Stated task: Quote every entry word for word.

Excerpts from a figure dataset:

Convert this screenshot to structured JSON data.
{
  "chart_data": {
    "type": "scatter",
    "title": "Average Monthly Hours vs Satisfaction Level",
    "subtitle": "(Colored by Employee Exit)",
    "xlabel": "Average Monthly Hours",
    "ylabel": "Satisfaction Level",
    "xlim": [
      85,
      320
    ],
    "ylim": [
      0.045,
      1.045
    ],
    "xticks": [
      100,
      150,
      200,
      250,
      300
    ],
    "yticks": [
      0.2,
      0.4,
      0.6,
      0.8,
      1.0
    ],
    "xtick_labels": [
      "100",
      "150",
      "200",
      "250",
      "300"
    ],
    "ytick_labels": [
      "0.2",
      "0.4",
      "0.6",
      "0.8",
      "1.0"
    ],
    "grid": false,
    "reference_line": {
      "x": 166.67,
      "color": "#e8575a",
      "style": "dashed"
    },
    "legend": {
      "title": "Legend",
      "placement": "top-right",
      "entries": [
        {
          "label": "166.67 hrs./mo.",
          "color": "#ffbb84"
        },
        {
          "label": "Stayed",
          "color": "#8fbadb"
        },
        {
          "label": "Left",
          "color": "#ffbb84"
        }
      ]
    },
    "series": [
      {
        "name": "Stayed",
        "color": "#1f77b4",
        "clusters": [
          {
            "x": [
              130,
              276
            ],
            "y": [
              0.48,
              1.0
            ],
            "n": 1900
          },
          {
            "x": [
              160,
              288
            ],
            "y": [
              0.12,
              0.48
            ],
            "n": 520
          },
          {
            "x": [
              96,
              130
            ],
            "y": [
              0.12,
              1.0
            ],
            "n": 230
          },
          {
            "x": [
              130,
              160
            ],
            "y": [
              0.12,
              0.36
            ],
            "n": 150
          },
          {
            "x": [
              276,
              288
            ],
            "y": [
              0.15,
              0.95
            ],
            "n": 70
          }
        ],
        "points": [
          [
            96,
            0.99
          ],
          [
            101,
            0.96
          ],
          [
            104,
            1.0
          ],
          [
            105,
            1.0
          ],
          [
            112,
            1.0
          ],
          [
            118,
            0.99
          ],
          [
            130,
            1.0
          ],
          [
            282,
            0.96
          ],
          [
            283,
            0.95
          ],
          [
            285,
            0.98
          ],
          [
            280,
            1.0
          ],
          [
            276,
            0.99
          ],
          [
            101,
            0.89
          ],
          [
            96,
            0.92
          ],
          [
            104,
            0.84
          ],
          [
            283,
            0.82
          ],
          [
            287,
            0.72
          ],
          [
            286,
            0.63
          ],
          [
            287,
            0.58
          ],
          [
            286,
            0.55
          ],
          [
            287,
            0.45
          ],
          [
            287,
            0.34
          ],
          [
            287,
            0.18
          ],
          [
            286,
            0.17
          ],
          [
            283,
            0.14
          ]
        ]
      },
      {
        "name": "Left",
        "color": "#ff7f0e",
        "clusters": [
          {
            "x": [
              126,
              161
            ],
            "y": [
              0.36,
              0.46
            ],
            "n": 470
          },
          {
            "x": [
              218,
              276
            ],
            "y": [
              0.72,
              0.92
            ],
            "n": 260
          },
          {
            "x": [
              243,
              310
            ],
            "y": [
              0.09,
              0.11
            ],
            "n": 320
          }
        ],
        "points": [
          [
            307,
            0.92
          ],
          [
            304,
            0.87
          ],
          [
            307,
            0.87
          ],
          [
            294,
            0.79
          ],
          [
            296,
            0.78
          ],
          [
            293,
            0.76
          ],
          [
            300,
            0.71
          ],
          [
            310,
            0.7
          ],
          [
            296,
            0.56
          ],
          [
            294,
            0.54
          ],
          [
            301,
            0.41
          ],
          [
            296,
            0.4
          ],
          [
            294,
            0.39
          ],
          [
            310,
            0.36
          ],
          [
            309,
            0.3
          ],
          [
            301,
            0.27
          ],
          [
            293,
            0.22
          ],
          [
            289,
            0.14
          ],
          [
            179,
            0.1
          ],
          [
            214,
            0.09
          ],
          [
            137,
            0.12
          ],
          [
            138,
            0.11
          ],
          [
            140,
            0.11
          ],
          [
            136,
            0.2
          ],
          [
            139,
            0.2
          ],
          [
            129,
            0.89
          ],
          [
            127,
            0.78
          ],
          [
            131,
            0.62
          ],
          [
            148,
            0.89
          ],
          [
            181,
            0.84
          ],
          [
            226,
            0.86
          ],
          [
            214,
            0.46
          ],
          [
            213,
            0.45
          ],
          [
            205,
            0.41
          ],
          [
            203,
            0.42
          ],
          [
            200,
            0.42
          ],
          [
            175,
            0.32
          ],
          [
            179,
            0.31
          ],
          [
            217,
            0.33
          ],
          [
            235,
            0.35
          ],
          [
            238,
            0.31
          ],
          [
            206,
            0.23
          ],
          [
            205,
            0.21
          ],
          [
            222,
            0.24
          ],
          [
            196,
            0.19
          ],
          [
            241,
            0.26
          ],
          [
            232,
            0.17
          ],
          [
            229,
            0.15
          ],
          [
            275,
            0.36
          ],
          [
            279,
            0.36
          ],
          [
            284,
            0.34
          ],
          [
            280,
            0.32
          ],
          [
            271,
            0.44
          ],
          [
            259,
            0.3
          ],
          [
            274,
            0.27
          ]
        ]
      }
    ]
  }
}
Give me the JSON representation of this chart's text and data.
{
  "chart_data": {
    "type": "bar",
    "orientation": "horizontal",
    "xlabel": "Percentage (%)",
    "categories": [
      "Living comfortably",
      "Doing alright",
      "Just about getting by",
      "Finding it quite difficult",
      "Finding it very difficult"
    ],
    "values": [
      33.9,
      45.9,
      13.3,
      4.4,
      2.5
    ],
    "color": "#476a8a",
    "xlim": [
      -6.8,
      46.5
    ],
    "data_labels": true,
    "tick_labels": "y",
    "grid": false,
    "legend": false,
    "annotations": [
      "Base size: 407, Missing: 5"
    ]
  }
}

Written reply:
Convert this screenshot to structured JSON data.
{
  "chart_data": {
    "type": "scatter",
    "title": "Average Monthly Hours vs Satisfaction Level",
    "subtitle": "(Colored by Employee Exit)",
    "xlabel": "Average Monthly Hours",
    "ylabel": "Satisfaction Level",
    "xlim": [
      85,
      320
    ],
    "ylim": [
      0.045,
      1.045
    ],
    "xticks": [
      100,
      150,
      200,
      250,
      300
    ],
    "yticks": [
      0.2,
      0.4,
      0.6,
      0.8,
      1.0
    ],
    "xtick_labels": [
      "100",
      "150",
      "200",
      "250",
      "300"
    ],
    "ytick_labels": [
      "0.2",
      "0.4",
      "0.6",
      "0.8",
      "1.0"
    ],
    "grid": false,
    "reference_line": {
      "x": 166.67,
      "color": "#e8575a",
      "style": "dashed"
    },
    "legend": {
      "title": "Legend",
      "placement": "top-right",
      "entries": [
        {
          "label": "166.67 hrs./mo.",
          "color": "#ffbb84"
        },
        {
          "label": "Stayed",
          "color": "#8fbadb"
        },
        {
          "label": "Left",
          "color": "#ffbb84"
        }
      ]
    },
    "series": [
      {
        "name": "Stayed",
        "color": "#1f77b4",
        "clusters": [
          {
            "x": [
              130,
              276
            ],
            "y": [
              0.48,
              1.0
            ],
            "n": 1900
          },
          {
            "x": [
              160,
              288
            ],
            "y": [
              0.12,
              0.48
            ],
            "n": 520
          },
          {
            "x": [
              96,
              130
            ],
            "y": [
              0.12,
              1.0
            ],
            "n": 230
          },
          {
            "x": [
              130,
              160
            ],
            "y": [
              0.12,
              0.36
            ],
            "n": 150
          },
          {
            "x": [
              276,
              288
            ],
            "y": [
              0.15,
              0.95
            ],
            "n": 70
          }
        ],
        "points": [
          [
            96,
            0.99
          ],
          [
            101,
            0.96
          ],
          [
            104,
            1.0
          ],
          [
            105,
            1.0
          ],
          [
            112,
            1.0
          ],
          [
            118,
            0.99
          ],
          [
            130,
            1.0
          ],
          [
            282,
            0.96
          ],
          [
            283,
            0.95
          ],
          [
            285,
            0.98
          ],
          [
            280,
            1.0
          ],
          [
            276,
            0.99
          ],
          [
            101,
            0.89
          ],
          [
            96,
            0.92
          ],
          [
            104,
            0.84
          ],
          [
            283,
            0.82
          ],
          [
            287,
            0.72
          ],
          [
            286,
            0.63
          ],
          [
            287,
            0.58
          ],
          [
            286,
            0.55
          ],
          [
            287,
            0.45
          ],
          [
            287,
            0.34
          ],
          [
            287,
            0.18
          ],
          [
            286,
            0.17
          ],
          [
            283,
            0.14
          ]
        ]
      },
      {
        "name": "Left",
        "color": "#ff7f0e",
        "clusters": [
          {
            "x": [
              126,
              161
            ],
            "y": [
              0.36,
              0.46
            ],
            "n": 470
          },
          {
            "x": [
              218,
              276
            ],
            "y": [
              0.72,
              0.92
            ],
            "n": 260
          },
          {
            "x": [
              243,
              310
            ],
            "y": [
              0.09,
              0.11
            ],
            "n": 320
          }
        ],
        "points": [
          [
            307,
            0.92
          ],
          [
            304,
            0.87
          ],
          [
            307,
            0.87
          ],
          [
            294,
            0.79
          ],
          [
            296,
            0.78
          ],
          [
            293,
            0.76
          ],
          [
            300,
            0.71
          ],
          [
            310,
            0.7
          ],
          [
            296,
            0.56
          ],
          [
            294,
            0.54
          ],
          [
            301,
            0.41
          ],
          [
            296,
            0.4
          ],
          [
            294,
            0.39
          ],
          [
            310,
            0.36
          ],
          [
            309,
            0.3
          ],
          [
            301,
            0.27
          ],
          [
            293,
            0.22
          ],
          [
            289,
            0.14
          ],
          [
            179,
            0.1
          ],
          [
            214,
            0.09
          ],
          [
            137,
            0.12
          ],
          [
            138,
            0.11
          ],
          [
            140,
            0.11
          ],
          [
            136,
            0.2
          ],
          [
            139,
            0.2
          ],
          [
            129,
            0.89
          ],
          [
            127,
            0.78
          ],
          [
            131,
            0.62
          ],
          [
            148,
            0.89
          ],
          [
            181,
            0.84
          ],
          [
            226,
            0.86
          ],
          [
            214,
            0.46
          ],
          [
            213,
            0.45
          ],
          [
            205,
            0.41
          ],
          [
            203,
            0.42
          ],
          [
            200,
            0.42
          ],
          [
            175,
            0.32
          ],
          [
            179,
            0.31
          ],
          [
            217,
            0.33
          ],
          [
            235,
            0.35
          ],
          [
            238,
            0.31
          ],
          [
            206,
            0.23
          ],
          [
            205,
            0.21
          ],
          [
            222,
            0.24
          ],
          [
            196,
            0.19
          ],
          [
            241,
            0.26
          ],
          [
            232,
            0.17
          ],
          [
            229,
            0.15
          ],
          [
            275,
            0.36
          ],
          [
            279,
            0.36
          ],
          [
            284,
            0.34
          ],
          [
            280,
            0.32
          ],
          [
            271,
            0.44
          ],
          [
            259,
            0.3
          ],
          [
            274,
            0.27
          ]
        ]
      }
    ]
  }
}
Give me the JSON representation of this chart's text and data.
{
  "chart_data": {
    "type": "bar",
    "orientation": "horizontal",
    "xlabel": "Percentage (%)",
    "categories": [
      "Living comfortably",
      "Doing alright",
      "Just about getting by",
      "Finding it quite difficult",
      "Finding it very difficult"
    ],
    "values": [
      33.9,
      45.9,
      13.3,
      4.4,
      2.5
    ],
    "color": "#476a8a",
    "xlim": [
      -6.8,
      46.5
    ],
    "data_labels": true,
    "tick_labels": "y",
    "grid": false,
    "legend": false,
    "annotations": [
      "Base size: 407, Missing: 5"
    ]
  }
}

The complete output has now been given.